_DO THIS_
Every line below is to be quoted exactly, with nothing added or dropped.

_DATASET_
^^^^^^^^^^^^^^^^

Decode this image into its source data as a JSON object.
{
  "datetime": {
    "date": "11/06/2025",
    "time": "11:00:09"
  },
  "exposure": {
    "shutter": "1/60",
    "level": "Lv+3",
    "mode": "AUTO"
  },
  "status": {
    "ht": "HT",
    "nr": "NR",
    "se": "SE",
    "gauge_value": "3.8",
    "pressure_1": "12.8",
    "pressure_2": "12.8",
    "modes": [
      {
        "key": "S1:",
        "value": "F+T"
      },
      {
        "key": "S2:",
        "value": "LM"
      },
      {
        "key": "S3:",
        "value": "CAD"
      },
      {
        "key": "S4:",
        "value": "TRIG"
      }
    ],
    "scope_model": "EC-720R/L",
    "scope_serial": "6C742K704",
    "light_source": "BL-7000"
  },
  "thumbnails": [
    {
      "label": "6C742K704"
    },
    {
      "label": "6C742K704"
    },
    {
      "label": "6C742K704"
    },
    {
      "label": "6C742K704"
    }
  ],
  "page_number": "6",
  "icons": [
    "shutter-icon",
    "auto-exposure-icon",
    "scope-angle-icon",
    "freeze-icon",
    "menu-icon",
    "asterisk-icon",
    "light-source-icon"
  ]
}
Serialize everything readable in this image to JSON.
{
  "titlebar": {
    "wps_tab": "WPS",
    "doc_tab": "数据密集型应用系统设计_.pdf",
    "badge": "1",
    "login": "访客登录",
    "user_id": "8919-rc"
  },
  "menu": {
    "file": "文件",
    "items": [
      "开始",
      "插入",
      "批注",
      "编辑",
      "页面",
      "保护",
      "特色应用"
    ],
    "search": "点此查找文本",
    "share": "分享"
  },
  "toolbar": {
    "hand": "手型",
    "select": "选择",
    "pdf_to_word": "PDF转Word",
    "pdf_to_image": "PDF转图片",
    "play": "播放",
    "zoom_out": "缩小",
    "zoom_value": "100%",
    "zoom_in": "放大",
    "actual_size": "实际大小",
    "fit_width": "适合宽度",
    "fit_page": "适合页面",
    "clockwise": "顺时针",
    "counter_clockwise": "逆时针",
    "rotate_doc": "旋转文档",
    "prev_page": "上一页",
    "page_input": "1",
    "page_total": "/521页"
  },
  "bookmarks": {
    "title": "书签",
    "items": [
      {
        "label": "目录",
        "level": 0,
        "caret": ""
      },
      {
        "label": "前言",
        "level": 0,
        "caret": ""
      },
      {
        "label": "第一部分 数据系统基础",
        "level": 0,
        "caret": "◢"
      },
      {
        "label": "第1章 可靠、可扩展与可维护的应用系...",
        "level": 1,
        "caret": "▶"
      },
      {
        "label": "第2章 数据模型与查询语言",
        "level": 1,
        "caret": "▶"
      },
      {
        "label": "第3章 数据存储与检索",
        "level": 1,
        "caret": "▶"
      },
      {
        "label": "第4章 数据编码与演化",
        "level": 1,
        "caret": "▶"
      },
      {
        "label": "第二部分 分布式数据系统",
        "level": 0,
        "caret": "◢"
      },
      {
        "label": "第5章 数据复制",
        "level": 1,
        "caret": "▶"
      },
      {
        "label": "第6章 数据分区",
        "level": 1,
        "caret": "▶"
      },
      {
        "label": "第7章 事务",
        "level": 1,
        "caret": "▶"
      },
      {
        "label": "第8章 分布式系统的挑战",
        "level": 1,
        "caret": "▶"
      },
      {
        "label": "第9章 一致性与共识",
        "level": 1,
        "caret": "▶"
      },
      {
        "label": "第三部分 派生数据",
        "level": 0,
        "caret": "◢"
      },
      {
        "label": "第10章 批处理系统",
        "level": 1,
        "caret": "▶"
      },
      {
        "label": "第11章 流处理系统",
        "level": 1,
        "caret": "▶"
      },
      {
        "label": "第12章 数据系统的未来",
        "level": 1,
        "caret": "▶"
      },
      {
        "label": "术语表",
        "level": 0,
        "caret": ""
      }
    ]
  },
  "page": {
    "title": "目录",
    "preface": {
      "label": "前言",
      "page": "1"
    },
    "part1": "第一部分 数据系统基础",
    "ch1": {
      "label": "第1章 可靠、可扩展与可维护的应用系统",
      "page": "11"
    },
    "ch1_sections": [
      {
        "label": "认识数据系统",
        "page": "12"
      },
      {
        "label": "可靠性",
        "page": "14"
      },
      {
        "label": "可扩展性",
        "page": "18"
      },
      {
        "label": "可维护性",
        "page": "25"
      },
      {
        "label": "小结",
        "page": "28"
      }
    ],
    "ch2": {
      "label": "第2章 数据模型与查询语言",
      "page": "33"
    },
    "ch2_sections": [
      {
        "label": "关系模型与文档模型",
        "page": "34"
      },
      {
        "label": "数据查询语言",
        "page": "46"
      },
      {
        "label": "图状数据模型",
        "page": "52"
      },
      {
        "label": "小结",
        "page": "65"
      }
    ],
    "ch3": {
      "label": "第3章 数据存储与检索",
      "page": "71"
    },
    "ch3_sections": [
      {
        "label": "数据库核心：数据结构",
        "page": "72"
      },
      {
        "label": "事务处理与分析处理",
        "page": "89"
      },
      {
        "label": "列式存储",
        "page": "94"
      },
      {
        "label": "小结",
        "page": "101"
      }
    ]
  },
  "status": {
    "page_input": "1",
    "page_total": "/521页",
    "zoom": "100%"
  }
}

^^^^^^^^^^^^^^^^

_FULL ANSWER_
Decode this image into its source data as a JSON object.
{
  "datetime": {
    "date": "11/06/2025",
    "time": "11:00:09"
  },
  "exposure": {
    "shutter": "1/60",
    "level": "Lv+3",
    "mode": "AUTO"
  },
  "status": {
    "ht": "HT",
    "nr": "NR",
    "se": "SE",
    "gauge_value": "3.8",
    "pressure_1": "12.8",
    "pressure_2": "12.8",
    "modes": [
      {
        "key": "S1:",
        "value": "F+T"
      },
      {
        "key": "S2:",
        "value": "LM"
      },
      {
        "key": "S3:",
        "value": "CAD"
      },
      {
        "key": "S4:",
        "value": "TRIG"
      }
    ],
    "scope_model": "EC-720R/L",
    "scope_serial": "6C742K704",
    "light_source": "BL-7000"
  },
  "thumbnails": [
    {
      "label": "6C742K704"
    },
    {
      "label": "6C742K704"
    },
    {
      "label": "6C742K704"
    },
    {
      "label": "6C742K704"
    }
  ],
  "page_number": "6",
  "icons": [
    "shutter-icon",
    "auto-exposure-icon",
    "scope-angle-icon",
    "freeze-icon",
    "menu-icon",
    "asterisk-icon",
    "light-source-icon"
  ]
}
Serialize everything readable in this image to JSON.
{
  "titlebar": {
    "wps_tab": "WPS",
    "doc_tab": "数据密集型应用系统设计_.pdf",
    "badge": "1",
    "login": "访客登录",
    "user_id": "8919-rc"
  },
  "menu": {
    "file": "文件",
    "items": [
      "开始",
      "插入",
      "批注",
      "编辑",
      "页面",
      "保护",
      "特色应用"
    ],
    "search": "点此查找文本",
    "share": "分享"
  },
  "toolbar": {
    "hand": "手型",
    "select": "选择",
    "pdf_to_word": "PDF转Word",
    "pdf_to_image": "PDF转图片",
    "play": "播放",
    "zoom_out": "缩小",
    "zoom_value": "100%",
    "zoom_in": "放大",
    "actual_size": "实际大小",
    "fit_width": "适合宽度",
    "fit_page": "适合页面",
    "clockwise": "顺时针",
    "counter_clockwise": "逆时针",
    "rotate_doc": "旋转文档",
    "prev_page": "上一页",
    "page_input": "1",
    "page_total": "/521页"
  },
  "bookmarks": {
    "title": "书签",
    "items": [
      {
        "label": "目录",
        "level": 0,
        "caret": ""
      },
      {
        "label": "前言",
        "level": 0,
        "caret": ""
      },
      {
        "label": "第一部分 数据系统基础",
        "level": 0,
        "caret": "◢"
      },
      {
        "label": "第1章 可靠、可扩展与可维护的应用系...",
        "level": 1,
        "caret": "▶"
      },
      {
        "label": "第2章 数据模型与查询语言",
        "level": 1,
        "caret": "▶"
      },
      {
        "label": "第3章 数据存储与检索",
        "level": 1,
        "caret": "▶"
      },
      {
        "label": "第4章 数据编码与演化",
        "level": 1,
        "caret": "▶"
      },
      {
        "label": "第二部分 分布式数据系统",
        "level": 0,
        "caret": "◢"
      },
      {
        "label": "第5章 数据复制",
        "level": 1,
        "caret": "▶"
      },
      {
        "label": "第6章 数据分区",
        "level": 1,
        "caret": "▶"
      },
      {
        "label": "第7章 事务",
        "level": 1,
        "caret": "▶"
      },
      {
        "label": "第8章 分布式系统的挑战",
        "level": 1,
        "caret": "▶"
      },
      {
        "label": "第9章 一致性与共识",
        "level": 1,
        "caret": "▶"
      },
      {
        "label": "第三部分 派生数据",
        "level": 0,
        "caret": "◢"
      },
      {
        "label": "第10章 批处理系统",
        "level": 1,
        "caret": "▶"
      },
      {
        "label": "第11章 流处理系统",
        "level": 1,
        "caret": "▶"
      },
      {
        "label": "第12章 数据系统的未来",
        "level": 1,
        "caret": "▶"
      },
      {
        "label": "术语表",
        "level": 0,
        "caret": ""
      }
    ]
  },
  "page": {
    "title": "目录",
    "preface": {
      "label": "前言",
      "page": "1"
    },
    "part1": "第一部分 数据系统基础",
    "ch1": {
      "label": "第1章 可靠、可扩展与可维护的应用系统",
      "page": "11"
    },
    "ch1_sections": [
      {
        "label": "认识数据系统",
        "page": "12"
      },
      {
        "label": "可靠性",
        "page": "14"
      },
      {
        "label": "可扩展性",
        "page": "18"
      },
      {
        "label": "可维护性",
        "page": "25"
      },
      {
        "label": "小结",
        "page": "28"
      }
    ],
    "ch2": {
      "label": "第2章 数据模型与查询语言",
      "page": "33"
    },
    "ch2_sections": [
      {
        "label": "关系模型与文档模型",
        "page": "34"
      },
      {
        "label": "数据查询语言",
        "page": "46"
      },
      {
        "label": "图状数据模型",
        "page": "52"
      },
      {
        "label": "小结",
        "page": "65"
      }
    ],
    "ch3": {
      "label": "第3章 数据存储与检索",
      "page": "71"
    },
    "ch3_sections": [
      {
        "label": "数据库核心：数据结构",
        "page": "72"
      },
      {
        "label": "事务处理与分析处理",
        "page": "89"
      },
      {
        "label": "列式存储",
        "page": "94"
      },
      {
        "label": "小结",
        "page": "101"
      }
    ]
  },
  "status": {
    "page_input": "1",
    "page_total": "/521页",
    "zoom": "100%"
  }
}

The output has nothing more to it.